#### Work to complete
Copy out all the entries word for word.

#### Exercise data
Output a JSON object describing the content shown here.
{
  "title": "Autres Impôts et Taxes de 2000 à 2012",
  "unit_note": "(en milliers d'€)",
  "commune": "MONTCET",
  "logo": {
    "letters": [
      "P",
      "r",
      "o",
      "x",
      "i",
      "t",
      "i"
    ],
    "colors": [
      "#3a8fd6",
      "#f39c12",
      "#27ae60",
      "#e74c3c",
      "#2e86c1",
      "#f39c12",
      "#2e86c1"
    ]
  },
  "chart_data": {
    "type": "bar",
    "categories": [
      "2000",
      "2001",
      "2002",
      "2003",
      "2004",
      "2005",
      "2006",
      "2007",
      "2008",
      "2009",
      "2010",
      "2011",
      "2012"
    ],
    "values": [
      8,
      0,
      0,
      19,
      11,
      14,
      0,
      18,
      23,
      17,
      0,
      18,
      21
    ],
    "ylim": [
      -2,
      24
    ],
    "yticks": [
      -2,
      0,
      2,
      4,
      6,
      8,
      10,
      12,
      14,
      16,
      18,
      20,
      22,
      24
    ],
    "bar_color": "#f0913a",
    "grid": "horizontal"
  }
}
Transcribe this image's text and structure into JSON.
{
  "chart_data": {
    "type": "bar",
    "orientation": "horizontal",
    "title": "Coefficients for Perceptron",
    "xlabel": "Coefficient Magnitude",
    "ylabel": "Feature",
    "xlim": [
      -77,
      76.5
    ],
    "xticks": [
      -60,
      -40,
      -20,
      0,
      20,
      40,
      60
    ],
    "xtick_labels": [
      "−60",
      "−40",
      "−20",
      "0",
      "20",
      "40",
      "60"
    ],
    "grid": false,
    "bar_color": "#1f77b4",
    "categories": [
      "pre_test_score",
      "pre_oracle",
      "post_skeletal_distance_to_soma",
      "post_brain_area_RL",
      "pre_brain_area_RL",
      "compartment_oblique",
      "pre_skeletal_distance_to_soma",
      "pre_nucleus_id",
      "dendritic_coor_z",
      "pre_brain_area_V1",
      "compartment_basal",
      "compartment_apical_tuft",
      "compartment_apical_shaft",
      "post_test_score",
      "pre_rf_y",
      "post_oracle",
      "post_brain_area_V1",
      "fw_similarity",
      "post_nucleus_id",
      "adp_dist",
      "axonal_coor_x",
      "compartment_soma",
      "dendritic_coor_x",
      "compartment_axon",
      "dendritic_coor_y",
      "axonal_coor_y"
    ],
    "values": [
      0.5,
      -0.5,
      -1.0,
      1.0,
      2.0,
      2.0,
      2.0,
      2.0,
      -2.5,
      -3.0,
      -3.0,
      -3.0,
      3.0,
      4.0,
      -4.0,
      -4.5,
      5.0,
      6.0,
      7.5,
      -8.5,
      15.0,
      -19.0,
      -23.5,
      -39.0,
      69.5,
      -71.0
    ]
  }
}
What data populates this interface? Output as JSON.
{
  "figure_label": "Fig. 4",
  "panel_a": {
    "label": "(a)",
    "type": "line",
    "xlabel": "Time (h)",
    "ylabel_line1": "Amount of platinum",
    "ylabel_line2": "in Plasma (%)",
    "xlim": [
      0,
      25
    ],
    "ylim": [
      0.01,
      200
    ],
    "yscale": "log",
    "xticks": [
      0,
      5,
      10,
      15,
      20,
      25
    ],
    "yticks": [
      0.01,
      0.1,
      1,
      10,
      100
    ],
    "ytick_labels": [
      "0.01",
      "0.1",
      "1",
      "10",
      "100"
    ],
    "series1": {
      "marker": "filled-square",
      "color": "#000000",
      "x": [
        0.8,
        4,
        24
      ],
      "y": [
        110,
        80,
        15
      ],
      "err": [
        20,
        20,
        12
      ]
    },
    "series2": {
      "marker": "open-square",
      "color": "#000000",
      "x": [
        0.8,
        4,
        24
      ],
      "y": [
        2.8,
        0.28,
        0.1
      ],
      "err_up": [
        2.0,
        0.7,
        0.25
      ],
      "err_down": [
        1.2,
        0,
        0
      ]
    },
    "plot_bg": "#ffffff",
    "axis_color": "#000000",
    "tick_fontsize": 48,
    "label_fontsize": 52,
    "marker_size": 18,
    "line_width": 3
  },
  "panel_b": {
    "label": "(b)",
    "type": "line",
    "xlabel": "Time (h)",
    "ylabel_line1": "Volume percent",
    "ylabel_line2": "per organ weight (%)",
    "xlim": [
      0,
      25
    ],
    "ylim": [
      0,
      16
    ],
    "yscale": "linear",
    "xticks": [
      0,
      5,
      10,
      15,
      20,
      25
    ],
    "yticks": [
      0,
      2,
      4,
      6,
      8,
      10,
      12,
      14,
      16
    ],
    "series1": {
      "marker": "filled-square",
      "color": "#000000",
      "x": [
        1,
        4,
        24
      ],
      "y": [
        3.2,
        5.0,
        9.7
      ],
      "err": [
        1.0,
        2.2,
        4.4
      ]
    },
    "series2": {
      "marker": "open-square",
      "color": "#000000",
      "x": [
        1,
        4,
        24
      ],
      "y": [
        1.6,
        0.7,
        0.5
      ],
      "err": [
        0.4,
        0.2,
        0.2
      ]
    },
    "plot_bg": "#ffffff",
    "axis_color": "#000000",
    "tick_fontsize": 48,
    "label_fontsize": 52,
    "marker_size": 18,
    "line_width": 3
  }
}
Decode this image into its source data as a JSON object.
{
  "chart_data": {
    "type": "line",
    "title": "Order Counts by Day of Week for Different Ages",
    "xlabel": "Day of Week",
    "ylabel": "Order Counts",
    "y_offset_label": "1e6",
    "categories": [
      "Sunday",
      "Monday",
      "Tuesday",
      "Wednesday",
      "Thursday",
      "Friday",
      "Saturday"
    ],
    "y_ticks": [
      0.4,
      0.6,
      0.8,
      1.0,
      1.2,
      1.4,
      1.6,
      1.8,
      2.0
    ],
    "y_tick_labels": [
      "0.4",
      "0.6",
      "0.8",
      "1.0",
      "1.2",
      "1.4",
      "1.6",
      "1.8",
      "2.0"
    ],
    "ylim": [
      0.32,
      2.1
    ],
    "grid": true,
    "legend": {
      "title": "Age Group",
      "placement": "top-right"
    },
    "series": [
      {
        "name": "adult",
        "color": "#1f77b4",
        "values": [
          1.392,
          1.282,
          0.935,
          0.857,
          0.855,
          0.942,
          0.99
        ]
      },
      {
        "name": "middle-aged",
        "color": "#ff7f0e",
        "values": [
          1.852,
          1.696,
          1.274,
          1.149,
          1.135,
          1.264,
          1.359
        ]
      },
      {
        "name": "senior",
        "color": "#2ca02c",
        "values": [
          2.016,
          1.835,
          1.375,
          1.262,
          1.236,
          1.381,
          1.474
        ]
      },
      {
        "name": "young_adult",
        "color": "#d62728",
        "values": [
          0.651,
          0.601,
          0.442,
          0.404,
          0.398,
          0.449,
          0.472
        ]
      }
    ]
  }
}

#### Answer in full
Output a JSON object describing the content shown here.
{
  "title": "Autres Impôts et Taxes de 2000 à 2012",
  "unit_note": "(en milliers d'€)",
  "commune": "MONTCET",
  "logo": {
    "letters": [
      "P",
      "r",
      "o",
      "x",
      "i",
      "t",
      "i"
    ],
    "colors": [
      "#3a8fd6",
      "#f39c12",
      "#27ae60",
      "#e74c3c",
      "#2e86c1",
      "#f39c12",
      "#2e86c1"
    ]
  },
  "chart_data": {
    "type": "bar",
    "categories": [
      "2000",
      "2001",
      "2002",
      "2003",
      "2004",
      "2005",
      "2006",
      "2007",
      "2008",
      "2009",
      "2010",
      "2011",
      "2012"
    ],
    "values": [
      8,
      0,
      0,
      19,
      11,
      14,
      0,
      18,
      23,
      17,
      0,
      18,
      21
    ],
    "ylim": [
      -2,
      24
    ],
    "yticks": [
      -2,
      0,
      2,
      4,
      6,
      8,
      10,
      12,
      14,
      16,
      18,
      20,
      22,
      24
    ],
    "bar_color": "#f0913a",
    "grid": "horizontal"
  }
}
Transcribe this image's text and structure into JSON.
{
  "chart_data": {
    "type": "bar",
    "orientation": "horizontal",
    "title": "Coefficients for Perceptron",
    "xlabel": "Coefficient Magnitude",
    "ylabel": "Feature",
    "xlim": [
      -77,
      76.5
    ],
    "xticks": [
      -60,
      -40,
      -20,
      0,
      20,
      40,
      60
    ],
    "xtick_labels": [
      "−60",
      "−40",
      "−20",
      "0",
      "20",
      "40",
      "60"
    ],
    "grid": false,
    "bar_color": "#1f77b4",
    "categories": [
      "pre_test_score",
      "pre_oracle",
      "post_skeletal_distance_to_soma",
      "post_brain_area_RL",
      "pre_brain_area_RL",
      "compartment_oblique",
      "pre_skeletal_distance_to_soma",
      "pre_nucleus_id",
      "dendritic_coor_z",
      "pre_brain_area_V1",
      "compartment_basal",
      "compartment_apical_tuft",
      "compartment_apical_shaft",
      "post_test_score",
      "pre_rf_y",
      "post_oracle",
      "post_brain_area_V1",
      "fw_similarity",
      "post_nucleus_id",
      "adp_dist",
      "axonal_coor_x",
      "compartment_soma",
      "dendritic_coor_x",
      "compartment_axon",
      "dendritic_coor_y",
      "axonal_coor_y"
    ],
    "values": [
      0.5,
      -0.5,
      -1.0,
      1.0,
      2.0,
      2.0,
      2.0,
      2.0,
      -2.5,
      -3.0,
      -3.0,
      -3.0,
      3.0,
      4.0,
      -4.0,
      -4.5,
      5.0,
      6.0,
      7.5,
      -8.5,
      15.0,
      -19.0,
      -23.5,
      -39.0,
      69.5,
      -71.0
    ]
  }
}
What data populates this interface? Output as JSON.
{
  "figure_label": "Fig. 4",
  "panel_a": {
    "label": "(a)",
    "type": "line",
    "xlabel": "Time (h)",
    "ylabel_line1": "Amount of platinum",
    "ylabel_line2": "in Plasma (%)",
    "xlim": [
      0,
      25
    ],
    "ylim": [
      0.01,
      200
    ],
    "yscale": "log",
    "xticks": [
      0,
      5,
      10,
      15,
      20,
      25
    ],
    "yticks": [
      0.01,
      0.1,
      1,
      10,
      100
    ],
    "ytick_labels": [
      "0.01",
      "0.1",
      "1",
      "10",
      "100"
    ],
    "series1": {
      "marker": "filled-square",
      "color": "#000000",
      "x": [
        0.8,
        4,
        24
      ],
      "y": [
        110,
        80,
        15
      ],
      "err": [
        20,
        20,
        12
      ]
    },
    "series2": {
      "marker": "open-square",
      "color": "#000000",
      "x": [
        0.8,
        4,
        24
      ],
      "y": [
        2.8,
        0.28,
        0.1
      ],
      "err_up": [
        2.0,
        0.7,
        0.25
      ],
      "err_down": [
        1.2,
        0,
        0
      ]
    },
    "plot_bg": "#ffffff",
    "axis_color": "#000000",
    "tick_fontsize": 48,
    "label_fontsize": 52,
    "marker_size": 18,
    "line_width": 3
  },
  "panel_b": {
    "label": "(b)",
    "type": "line",
    "xlabel": "Time (h)",
    "ylabel_line1": "Volume percent",
    "ylabel_line2": "per organ weight (%)",
    "xlim": [
      0,
      25
    ],
    "ylim": [
      0,
      16
    ],
    "yscale": "linear",
    "xticks": [
      0,
      5,
      10,
      15,
      20,
      25
    ],
    "yticks": [
      0,
      2,
      4,
      6,
      8,
      10,
      12,
      14,
      16
    ],
    "series1": {
      "marker": "filled-square",
      "color": "#000000",
      "x": [
        1,
        4,
        24
      ],
      "y": [
        3.2,
        5.0,
        9.7
      ],
      "err": [
        1.0,
        2.2,
        4.4
      ]
    },
    "series2": {
      "marker": "open-square",
      "color": "#000000",
      "x": [
        1,
        4,
        24
      ],
      "y": [
        1.6,
        0.7,
        0.5
      ],
      "err": [
        0.4,
        0.2,
        0.2
      ]
    },
    "plot_bg": "#ffffff",
    "axis_color": "#000000",
    "tick_fontsize": 48,
    "label_fontsize": 52,
    "marker_size": 18,
    "line_width": 3
  }
}
Decode this image into its source data as a JSON object.
{
  "chart_data": {
    "type": "line",
    "title": "Order Counts by Day of Week for Different Ages",
    "xlabel": "Day of Week",
    "ylabel": "Order Counts",
    "y_offset_label": "1e6",
    "categories": [
      "Sunday",
      "Monday",
      "Tuesday",
      "Wednesday",
      "Thursday",
      "Friday",
      "Saturday"
    ],
    "y_ticks": [
      0.4,
      0.6,
      0.8,
      1.0,
      1.2,
      1.4,
      1.6,
      1.8,
      2.0
    ],
    "y_tick_labels": [
      "0.4",
      "0.6",
      "0.8",
      "1.0",
      "1.2",
      "1.4",
      "1.6",
      "1.8",
      "2.0"
    ],
    "ylim": [
      0.32,
      2.1
    ],
    "grid": true,
    "legend": {
      "title": "Age Group",
      "placement": "top-right"
    },
    "series": [
      {
        "name": "adult",
        "color": "#1f77b4",
        "values": [
          1.392,
          1.282,
          0.935,
          0.857,
          0.855,
          0.942,
          0.99
        ]
      },
      {
        "name": "middle-aged",
        "color": "#ff7f0e",
        "values": [
          1.852,
          1.696,
          1.274,
          1.149,
          1.135,
          1.264,
          1.359
        ]
      },
      {
        "name": "senior",
        "color": "#2ca02c",
        "values": [
          2.016,
          1.835,
          1.375,
          1.262,
          1.236,
          1.381,
          1.474
        ]
      },
      {
        "name": "young_adult",
        "color": "#d62728",
        "values": [
          0.651,
          0.601,
          0.442,
          0.404,
          0.398,
          0.449,
          0.472
        ]
      }
    ]
  }
}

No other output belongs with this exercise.